↓↓↓

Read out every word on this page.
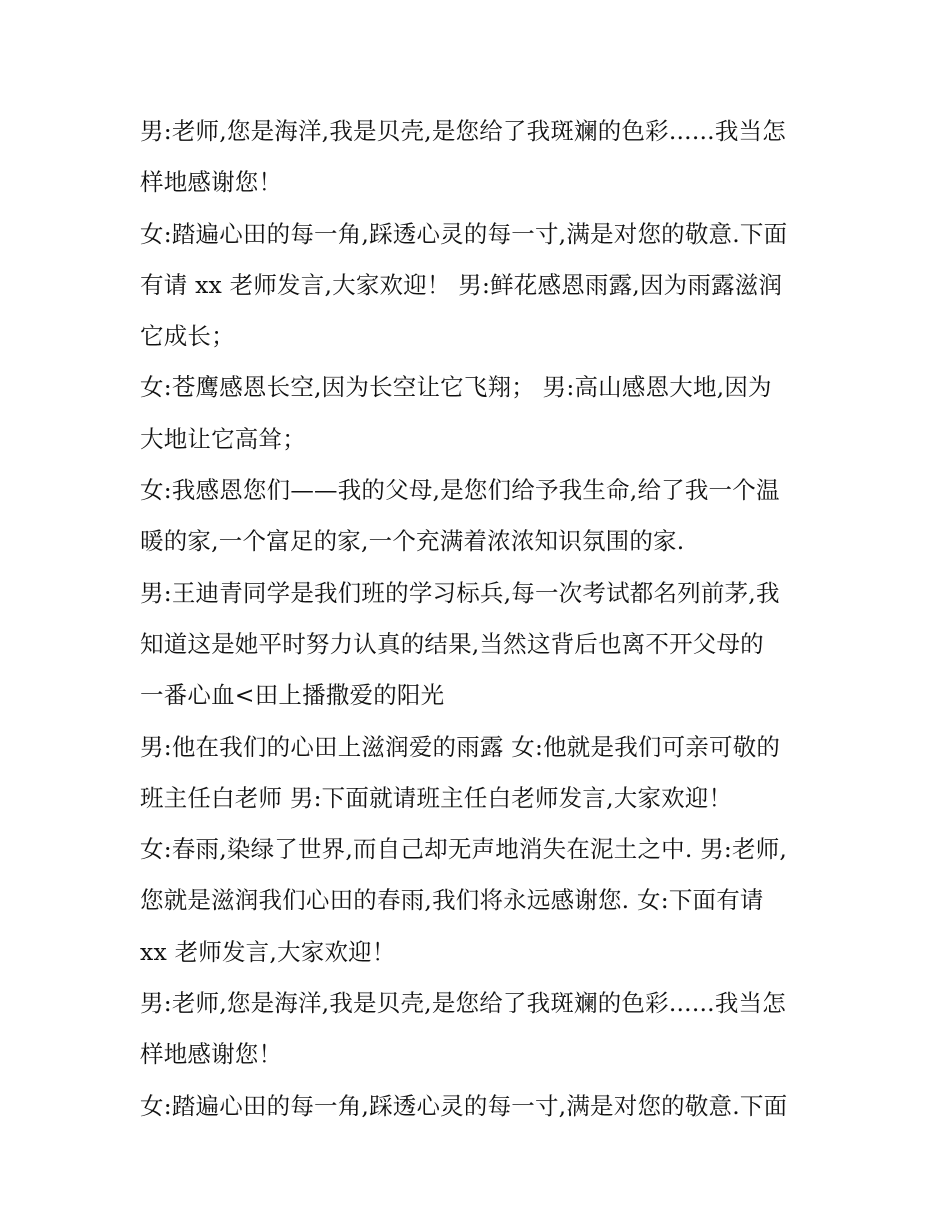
男:老师,您是海洋,我是贝壳,是您给了我斑斓的色彩......我当怎
样地感谢您！
女:踏遍心田的每一角,踩透心灵的每一寸,满是对您的敬意.下面
有请 xx 老师发言,大家欢迎！ 男:鲜花感恩雨露,因为雨露滋润
它成长；
女:苍鹰感恩长空,因为长空让它飞翔； 男:高山感恩大地,因为
大地让它高耸；
女:我感恩您们——我的父母,是您们给予我生命,给了我一个温
暖的家,一个富足的家,一个充满着浓浓知识氛围的家.
男:王迪青同学是我们班的学习标兵,每一次考试都名列前茅,我
知道这是她平时努力认真的结果,当然这背后也离不开父母的
一番心血<田上播撒爱的阳光
男:他在我们的心田上滋润爱的雨露 女:他就是我们可亲可敬的
班主任白老师 男:下面就请班主任白老师发言,大家欢迎！
女:春雨,染绿了世界,而自己却无声地消失在泥土之中. 男:老师,
您就是滋润我们心田的春雨,我们将永远感谢您. 女:下面有请
xx 老师发言,大家欢迎！
男:老师,您是海洋,我是贝壳,是您给了我斑斓的色彩......我当怎
样地感谢您！
女:踏遍心田的每一角,踩透心灵的每一寸,满是对您的敬意.下面
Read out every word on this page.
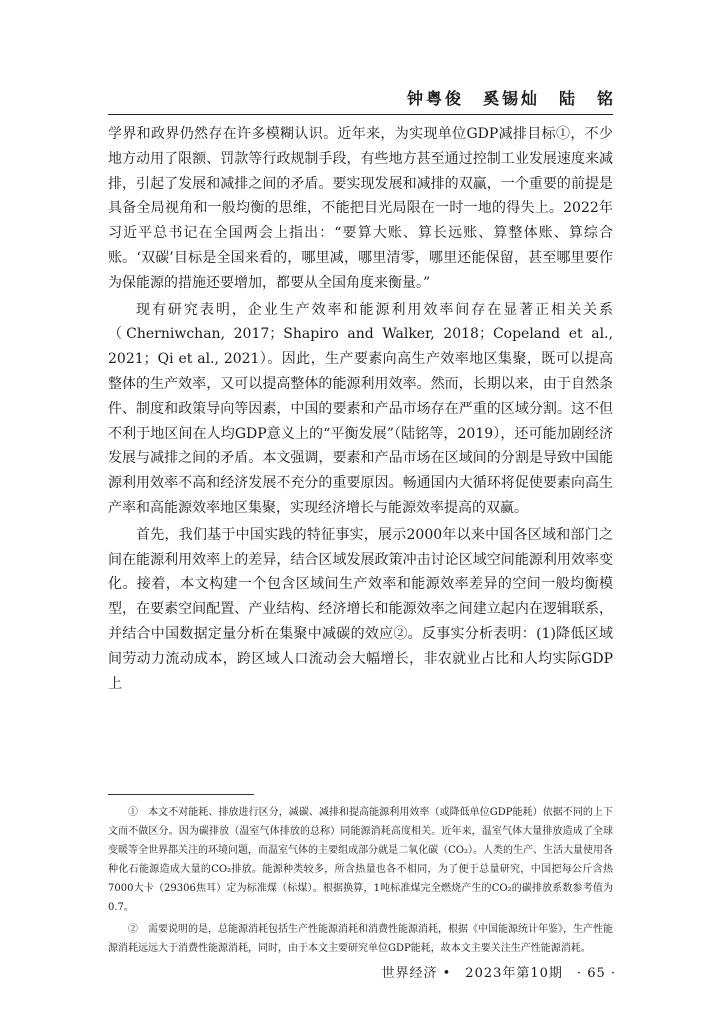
钟粤俊　奚锡灿　陆　铭

学界和政界仍然存在许多模糊认识。近年来，为实现单位GDP减排目标①，不少地方动用了限额、罚款等行政规制手段，有些地方甚至通过控制工业发展速度来减排，引起了发展和减排之间的矛盾。要实现发展和减排的双赢，一个重要的前提是具备全局视角和一般均衡的思维，不能把目光局限在一时一地的得失上。2022年习近平总书记在全国两会上指出：“要算大账、算长远账、算整体账、算综合账。‘双碳’目标是全国来看的，哪里减，哪里清零，哪里还能保留，甚至哪里要作为保能源的措施还要增加，都要从全国角度来衡量。”

现有研究表明，企业生产效率和能源利用效率间存在显著正相关关系（Cherniwchan, 2017；Shapiro and Walker, 2018；Copeland et al., 2021；Qi et al., 2021）。因此，生产要素向高生产效率地区集聚，既可以提高整体的生产效率，又可以提高整体的能源利用效率。然而，长期以来，由于自然条件、制度和政策导向等因素，中国的要素和产品市场存在严重的区域分割。这不但不利于地区间在人均GDP意义上的“平衡发展”（陆铭等，2019），还可能加剧经济发展与减排之间的矛盾。本文强调，要素和产品市场在区域间的分割是导致中国能源利用效率不高和经济发展不充分的重要原因。畅通国内大循环将促使要素向高生产率和高能源效率地区集聚，实现经济增长与能源效率提高的双赢。

首先，我们基于中国实践的特征事实，展示2000年以来中国各区域和部门之间在能源利用效率上的差异，结合区域发展政策冲击讨论区域空间能源利用效率变化。接着，本文构建一个包含区域间生产效率和能源效率差异的空间一般均衡模型，在要素空间配置、产业结构、经济增长和能源效率之间建立起内在逻辑联系，并结合中国数据定量分析在集聚中减碳的效应②。反事实分析表明：(1)降低区域间劳动力流动成本，跨区域人口流动会大幅增长，非农就业占比和人均实际GDP上

①　本文不对能耗、排放进行区分，减碳、减排和提高能源利用效率（或降低单位GDP能耗）依据不同的上下文而不做区分。因为碳排放（温室气体排放的总称）同能源消耗高度相关。近年来，温室气体大量排放造成了全球变暖等全世界都关注的环境问题，而温室气体的主要组成部分就是二氧化碳（CO₂）。人类的生产、生活大量使用各种化石能源造成大量的CO₂排放。能源种类较多，所含热量也各不相同，为了便于总量研究，中国把每公斤含热7000大卡（29306焦耳）定为标准煤（标煤）。根据换算，1吨标准煤完全燃烧产生的CO₂的碳排放系数参考值为0.7。

②　需要说明的是，总能源消耗包括生产性能源消耗和消费性能源消耗，根据《中国能源统计年鉴》，生产性能源消耗远远大于消费性能源消耗，同时，由于本文主要研究单位GDP能耗，故本文主要关注生产性能源消耗。

世界经济 •　2023年第10期　· 65 ·
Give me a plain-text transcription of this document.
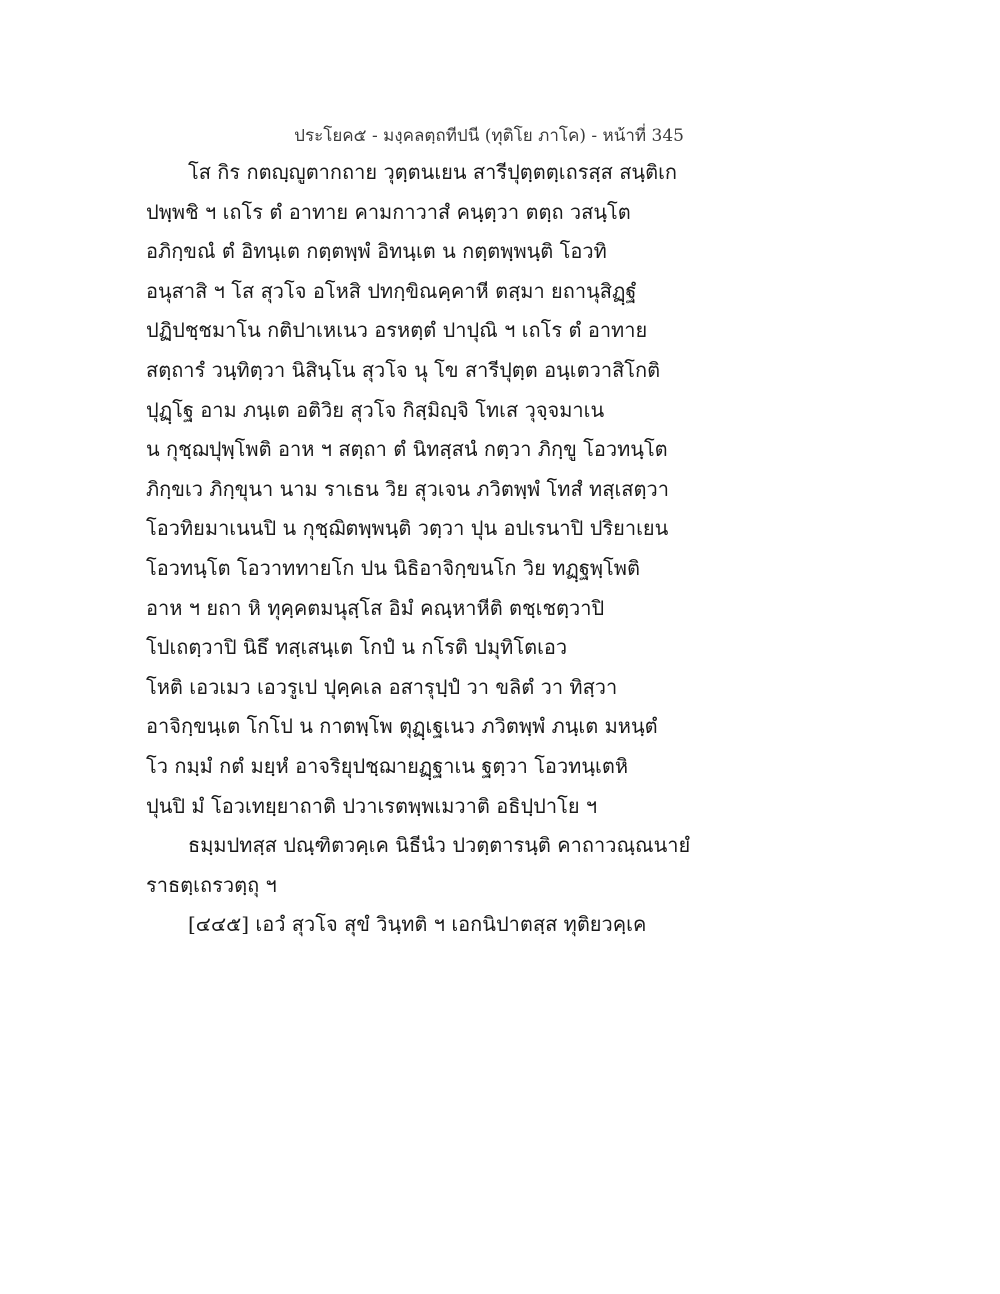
ประโยค๕ - มงฺคลตฺถทีปนี (ทุติโย ภาโค) - หน้าที่ 345
โส กิร กตญฺญูตากถาย วุตฺตนเยน สารีปุตฺตตฺเถรสฺส สนฺติเก
ปพฺพชิ ฯ เถโร ตํ อาทาย คามกาวาสํ คนฺตฺวา ตตฺถ วสนฺโต
อภิกฺขณํ ตํ อิทนฺเต กตฺตพฺพํ อิทนฺเต น กตฺตพฺพนฺติ โอวทิ
อนุสาสิ ฯ โส สุวโจ อโหสิ ปทกฺขิณคฺคาหี ตสฺมา ยถานุสิฏฺฐํ
ปฏิปชฺชมาโน กติปาเหเนว อรหตฺตํ ปาปุณิ ฯ เถโร ตํ อาทาย
สตฺถารํ วนฺทิตฺวา นิสินฺโน สุวโจ นุ โข สารีปุตฺต อนฺเตวาสิโกติ
ปุฏฺโฐ อาม ภนฺเต อติวิย สุวโจ กิสฺมิญฺจิ โทเส วุจฺจมาเน
น กุชฺฌปุพฺโพติ อาห ฯ สตฺถา ตํ นิทสฺสนํ กตฺวา ภิกฺขู โอวทนฺโต
ภิกฺขเว ภิกฺขุนา นาม ราเธน วิย สุวเจน ภวิตพฺพํ โทสํ ทสฺเสตฺวา
โอวทิยมาเนนปิ น กุชฺฌิตพฺพนฺติ วตฺวา ปุน อปเรนาปิ ปริยาเยน
โอวทนฺโต โอวาททายโก ปน นิธิอาจิกฺขนโก วิย ทฏฺฐพฺโพติ
อาห ฯ ยถา หิ ทุคฺคตมนุสฺโส อิมํ คณฺหาหีติ ตชฺเชตฺวาปิ
โปเถตฺวาปิ นิธึ ทสฺเสนฺเต โกปํ น กโรติ ปมุทิโตเอว
โหติ เอวเมว เอวรูเป ปุคฺคเล อสารุปฺปํ วา ขลิตํ วา ทิสฺวา
อาจิกฺขนฺเต โกโป น กาตพฺโพ ตุฏฺเฐเนว ภวิตพฺพํ ภนฺเต มหนฺตํ
โว กมฺมํ กตํ มยฺหํ อาจริยุปชฺฌายฏฺฐาเน ฐตฺวา โอวทนฺเตหิ
ปุนปิ มํ โอวเทยฺยาถาติ ปวาเรตพฺพเมวาติ อธิปฺปาโย ฯ
ธมฺมปทสฺส ปณฺฑิตวคฺเค นิธีนํว ปวตฺตารนฺติ คาถาวณฺณนายํ
ราธตฺเถรวตฺถุ ฯ
[๔๔๕] เอวํ สุวโจ สุขํ วินฺทติ ฯ เอกนิปาตสฺส ทุติยวคฺเค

↑↑↑

With the pictures left out, transcribe the material exactly.

Read out every word on this page.
男:老师,您是海洋,我是贝壳,是您给了我斑斓的色彩......我当怎
样地感谢您！
女:踏遍心田的每一角,踩透心灵的每一寸,满是对您的敬意.下面
有请 xx 老师发言,大家欢迎！ 男:鲜花感恩雨露,因为雨露滋润
它成长；
女:苍鹰感恩长空,因为长空让它飞翔； 男:高山感恩大地,因为
大地让它高耸；
女:我感恩您们——我的父母,是您们给予我生命,给了我一个温
暖的家,一个富足的家,一个充满着浓浓知识氛围的家.
男:王迪青同学是我们班的学习标兵,每一次考试都名列前茅,我
知道这是她平时努力认真的结果,当然这背后也离不开父母的
一番心血<田上播撒爱的阳光
男:他在我们的心田上滋润爱的雨露 女:他就是我们可亲可敬的
班主任白老师 男:下面就请班主任白老师发言,大家欢迎！
女:春雨,染绿了世界,而自己却无声地消失在泥土之中. 男:老师,
您就是滋润我们心田的春雨,我们将永远感谢您. 女:下面有请
xx 老师发言,大家欢迎！
男:老师,您是海洋,我是贝壳,是您给了我斑斓的色彩......我当怎
样地感谢您！
女:踏遍心田的每一角,踩透心灵的每一寸,满是对您的敬意.下面
Read out every word on this page.
钟粤俊　奚锡灿　陆　铭

学界和政界仍然存在许多模糊认识。近年来，为实现单位GDP减排目标①，不少地方动用了限额、罚款等行政规制手段，有些地方甚至通过控制工业发展速度来减排，引起了发展和减排之间的矛盾。要实现发展和减排的双赢，一个重要的前提是具备全局视角和一般均衡的思维，不能把目光局限在一时一地的得失上。2022年习近平总书记在全国两会上指出：“要算大账、算长远账、算整体账、算综合账。‘双碳’目标是全国来看的，哪里减，哪里清零，哪里还能保留，甚至哪里要作为保能源的措施还要增加，都要从全国角度来衡量。”

现有研究表明，企业生产效率和能源利用效率间存在显著正相关关系（Cherniwchan, 2017；Shapiro and Walker, 2018；Copeland et al., 2021；Qi et al., 2021）。因此，生产要素向高生产效率地区集聚，既可以提高整体的生产效率，又可以提高整体的能源利用效率。然而，长期以来，由于自然条件、制度和政策导向等因素，中国的要素和产品市场存在严重的区域分割。这不但不利于地区间在人均GDP意义上的“平衡发展”（陆铭等，2019），还可能加剧经济发展与减排之间的矛盾。本文强调，要素和产品市场在区域间的分割是导致中国能源利用效率不高和经济发展不充分的重要原因。畅通国内大循环将促使要素向高生产率和高能源效率地区集聚，实现经济增长与能源效率提高的双赢。

首先，我们基于中国实践的特征事实，展示2000年以来中国各区域和部门之间在能源利用效率上的差异，结合区域发展政策冲击讨论区域空间能源利用效率变化。接着，本文构建一个包含区域间生产效率和能源效率差异的空间一般均衡模型，在要素空间配置、产业结构、经济增长和能源效率之间建立起内在逻辑联系，并结合中国数据定量分析在集聚中减碳的效应②。反事实分析表明：(1)降低区域间劳动力流动成本，跨区域人口流动会大幅增长，非农就业占比和人均实际GDP上

①　本文不对能耗、排放进行区分，减碳、减排和提高能源利用效率（或降低单位GDP能耗）依据不同的上下文而不做区分。因为碳排放（温室气体排放的总称）同能源消耗高度相关。近年来，温室气体大量排放造成了全球变暖等全世界都关注的环境问题，而温室气体的主要组成部分就是二氧化碳（CO₂）。人类的生产、生活大量使用各种化石能源造成大量的CO₂排放。能源种类较多，所含热量也各不相同，为了便于总量研究，中国把每公斤含热7000大卡（29306焦耳）定为标准煤（标煤）。根据换算，1吨标准煤完全燃烧产生的CO₂的碳排放系数参考值为0.7。

②　需要说明的是，总能源消耗包括生产性能源消耗和消费性能源消耗，根据《中国能源统计年鉴》，生产性能源消耗远远大于消费性能源消耗，同时，由于本文主要研究单位GDP能耗，故本文主要关注生产性能源消耗。

世界经济 •　2023年第10期　· 65 ·
Give me a plain-text transcription of this document.
ประโยค๕ - มงฺคลตฺถทีปนี (ทุติโย ภาโค) - หน้าที่ 345
โส กิร กตญฺญูตากถาย วุตฺตนเยน สารีปุตฺตตฺเถรสฺส สนฺติเก
ปพฺพชิ ฯ เถโร ตํ อาทาย คามกาวาสํ คนฺตฺวา ตตฺถ วสนฺโต
อภิกฺขณํ ตํ อิทนฺเต กตฺตพฺพํ อิทนฺเต น กตฺตพฺพนฺติ โอวทิ
อนุสาสิ ฯ โส สุวโจ อโหสิ ปทกฺขิณคฺคาหี ตสฺมา ยถานุสิฏฺฐํ
ปฏิปชฺชมาโน กติปาเหเนว อรหตฺตํ ปาปุณิ ฯ เถโร ตํ อาทาย
สตฺถารํ วนฺทิตฺวา นิสินฺโน สุวโจ นุ โข สารีปุตฺต อนฺเตวาสิโกติ
ปุฏฺโฐ อาม ภนฺเต อติวิย สุวโจ กิสฺมิญฺจิ โทเส วุจฺจมาเน
น กุชฺฌปุพฺโพติ อาห ฯ สตฺถา ตํ นิทสฺสนํ กตฺวา ภิกฺขู โอวทนฺโต
ภิกฺขเว ภิกฺขุนา นาม ราเธน วิย สุวเจน ภวิตพฺพํ โทสํ ทสฺเสตฺวา
โอวทิยมาเนนปิ น กุชฺฌิตพฺพนฺติ วตฺวา ปุน อปเรนาปิ ปริยาเยน
โอวทนฺโต โอวาททายโก ปน นิธิอาจิกฺขนโก วิย ทฏฺฐพฺโพติ
อาห ฯ ยถา หิ ทุคฺคตมนุสฺโส อิมํ คณฺหาหีติ ตชฺเชตฺวาปิ
โปเถตฺวาปิ นิธึ ทสฺเสนฺเต โกปํ น กโรติ ปมุทิโตเอว
โหติ เอวเมว เอวรูเป ปุคฺคเล อสารุปฺปํ วา ขลิตํ วา ทิสฺวา
อาจิกฺขนฺเต โกโป น กาตพฺโพ ตุฏฺเฐเนว ภวิตพฺพํ ภนฺเต มหนฺตํ
โว กมฺมํ กตํ มยฺหํ อาจริยุปชฺฌายฏฺฐาเน ฐตฺวา โอวทนฺเตหิ
ปุนปิ มํ โอวเทยฺยาถาติ ปวาเรตพฺพเมวาติ อธิปฺปาโย ฯ
ธมฺมปทสฺส ปณฺฑิตวคฺเค นิธีนํว ปวตฺตารนฺติ คาถาวณฺณนายํ
ราธตฺเถรวตฺถุ ฯ
[๔๔๕] เอวํ สุวโจ สุขํ วินฺทติ ฯ เอกนิปาตสฺส ทุติยวคฺเค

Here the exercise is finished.